WHAT YOU NEED TO DO
Copy the entries below exactly. Images do not belong in the copy.

# Start of INPUT

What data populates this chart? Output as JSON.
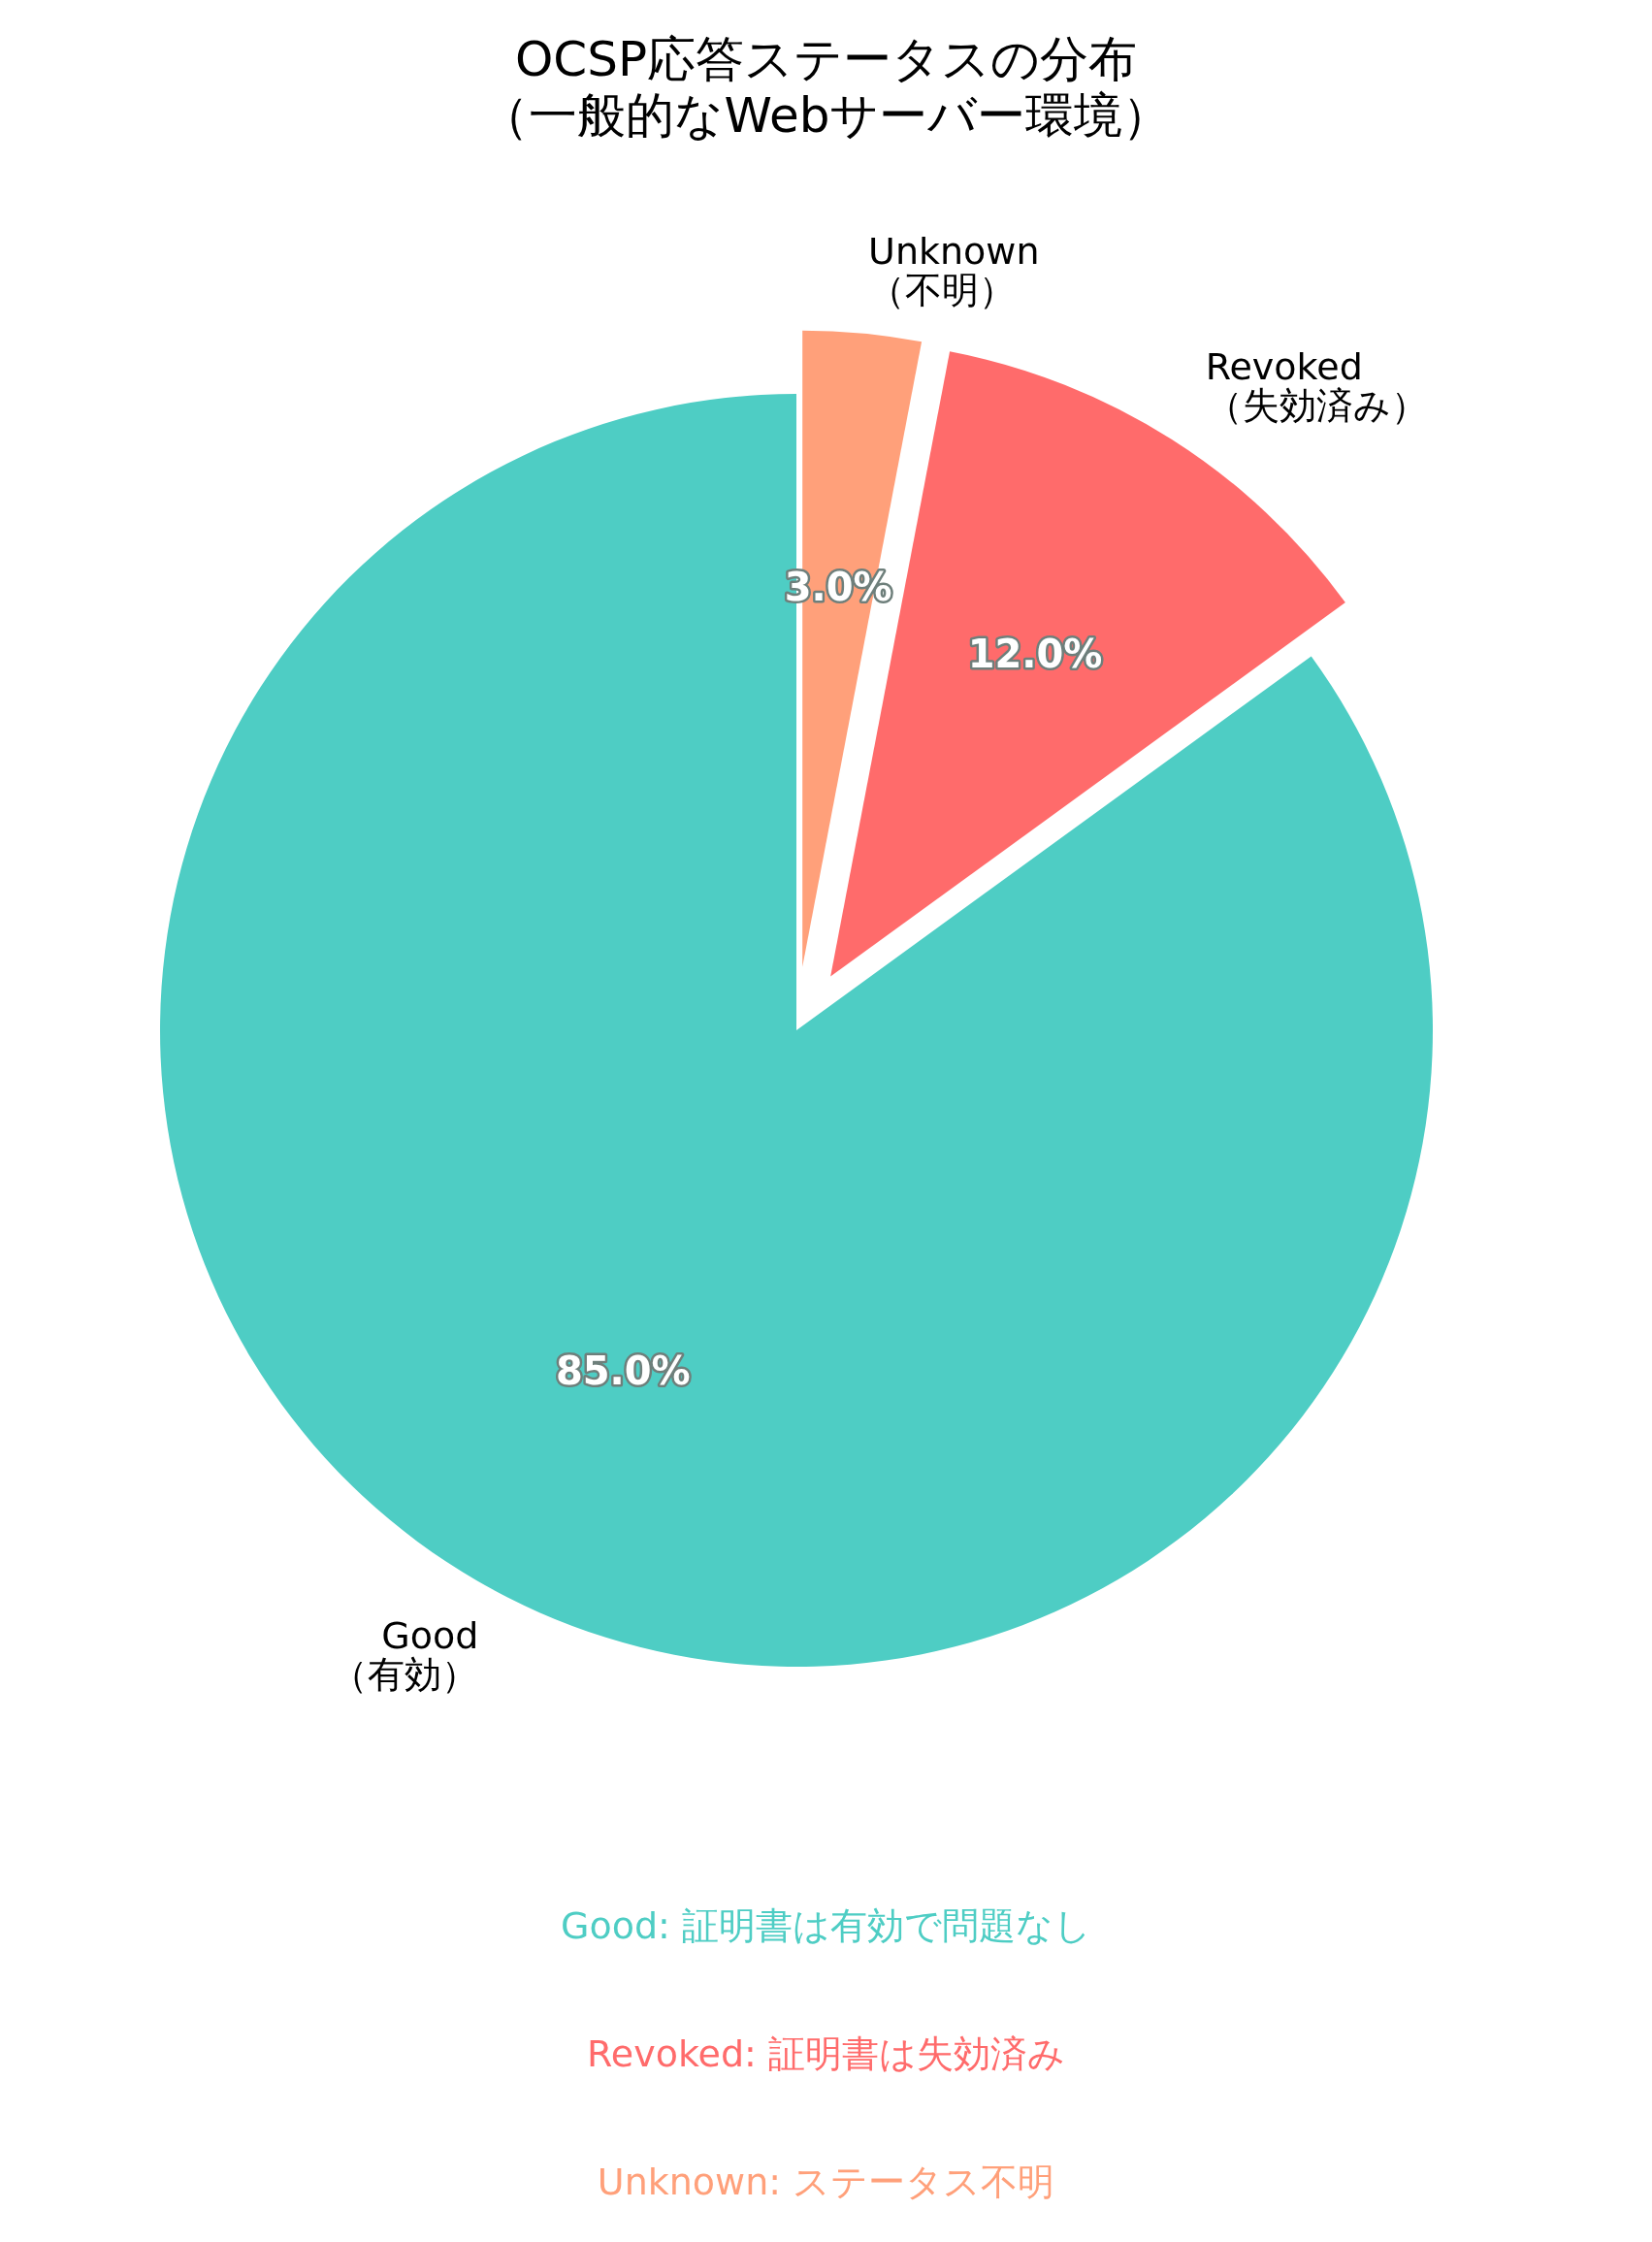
{
  "chart_data": {
    "type": "pie",
    "title": "OCSP応答ステータスの分布",
    "subtitle": "（一般的なWebサーバー環境）",
    "categories": [
      "Good\n（有効）",
      "Revoked\n（失効済み）",
      "Unknown\n（不明）"
    ],
    "values": [
      85.0,
      12.0,
      3.0
    ],
    "colors": [
      "#4ecdc4",
      "#ff6b6b",
      "#ffa07a"
    ],
    "value_labels": [
      "85.0%",
      "12.0%",
      "3.0%"
    ],
    "annotations": [
      "Good: 証明書は有効で問題なし",
      "Revoked: 証明書は失効済み",
      "Unknown: ステータス不明"
    ]
  }
}
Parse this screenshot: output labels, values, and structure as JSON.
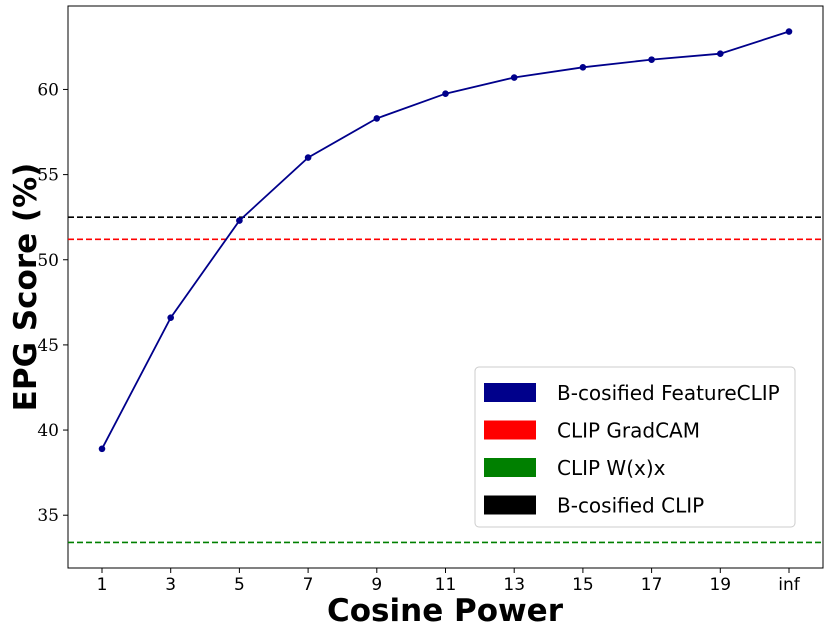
{
  "chart_data": {
    "type": "line",
    "xlabel": "Cosine Power",
    "ylabel": "EPG Score (%)",
    "categories": [
      "1",
      "3",
      "5",
      "7",
      "9",
      "11",
      "13",
      "15",
      "17",
      "19",
      "inf"
    ],
    "yticks": [
      35,
      40,
      45,
      50,
      55,
      60
    ],
    "ylim": [
      31.9,
      64.9
    ],
    "grid": false,
    "legend_position": "lower-right",
    "series": [
      {
        "name": "B-cosified FeatureCLIP",
        "color": "#00008b",
        "style": "line-with-markers",
        "values": [
          38.9,
          46.6,
          52.3,
          56.0,
          58.3,
          59.75,
          60.7,
          61.3,
          61.75,
          62.1,
          63.4
        ]
      }
    ],
    "reference_lines": [
      {
        "name": "CLIP GradCAM",
        "color": "#ff0000",
        "style": "dashed",
        "value": 51.2
      },
      {
        "name": "CLIP W(x)x",
        "color": "#008000",
        "style": "dashed",
        "value": 33.4
      },
      {
        "name": "B-cosified CLIP",
        "color": "#000000",
        "style": "dashed",
        "value": 52.5
      }
    ],
    "legend": [
      {
        "label": "B-cosified FeatureCLIP",
        "color": "#00008b"
      },
      {
        "label": "CLIP GradCAM",
        "color": "#ff0000"
      },
      {
        "label": "CLIP W(x)x",
        "color": "#008000"
      },
      {
        "label": "B-cosified CLIP",
        "color": "#000000"
      }
    ]
  }
}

# End of INPUT

REPLY
What data populates this chart? Output as JSON.
{
  "chart_data": {
    "type": "pie",
    "title": "OCSP応答ステータスの分布",
    "subtitle": "（一般的なWebサーバー環境）",
    "categories": [
      "Good\n（有効）",
      "Revoked\n（失効済み）",
      "Unknown\n（不明）"
    ],
    "values": [
      85.0,
      12.0,
      3.0
    ],
    "colors": [
      "#4ecdc4",
      "#ff6b6b",
      "#ffa07a"
    ],
    "value_labels": [
      "85.0%",
      "12.0%",
      "3.0%"
    ],
    "annotations": [
      "Good: 証明書は有効で問題なし",
      "Revoked: 証明書は失効済み",
      "Unknown: ステータス不明"
    ]
  }
}
Parse this screenshot: output labels, values, and structure as JSON.
{
  "chart_data": {
    "type": "line",
    "xlabel": "Cosine Power",
    "ylabel": "EPG Score (%)",
    "categories": [
      "1",
      "3",
      "5",
      "7",
      "9",
      "11",
      "13",
      "15",
      "17",
      "19",
      "inf"
    ],
    "yticks": [
      35,
      40,
      45,
      50,
      55,
      60
    ],
    "ylim": [
      31.9,
      64.9
    ],
    "grid": false,
    "legend_position": "lower-right",
    "series": [
      {
        "name": "B-cosified FeatureCLIP",
        "color": "#00008b",
        "style": "line-with-markers",
        "values": [
          38.9,
          46.6,
          52.3,
          56.0,
          58.3,
          59.75,
          60.7,
          61.3,
          61.75,
          62.1,
          63.4
        ]
      }
    ],
    "reference_lines": [
      {
        "name": "CLIP GradCAM",
        "color": "#ff0000",
        "style": "dashed",
        "value": 51.2
      },
      {
        "name": "CLIP W(x)x",
        "color": "#008000",
        "style": "dashed",
        "value": 33.4
      },
      {
        "name": "B-cosified CLIP",
        "color": "#000000",
        "style": "dashed",
        "value": 52.5
      }
    ],
    "legend": [
      {
        "label": "B-cosified FeatureCLIP",
        "color": "#00008b"
      },
      {
        "label": "CLIP GradCAM",
        "color": "#ff0000"
      },
      {
        "label": "CLIP W(x)x",
        "color": "#008000"
      },
      {
        "label": "B-cosified CLIP",
        "color": "#000000"
      }
    ]
  }
}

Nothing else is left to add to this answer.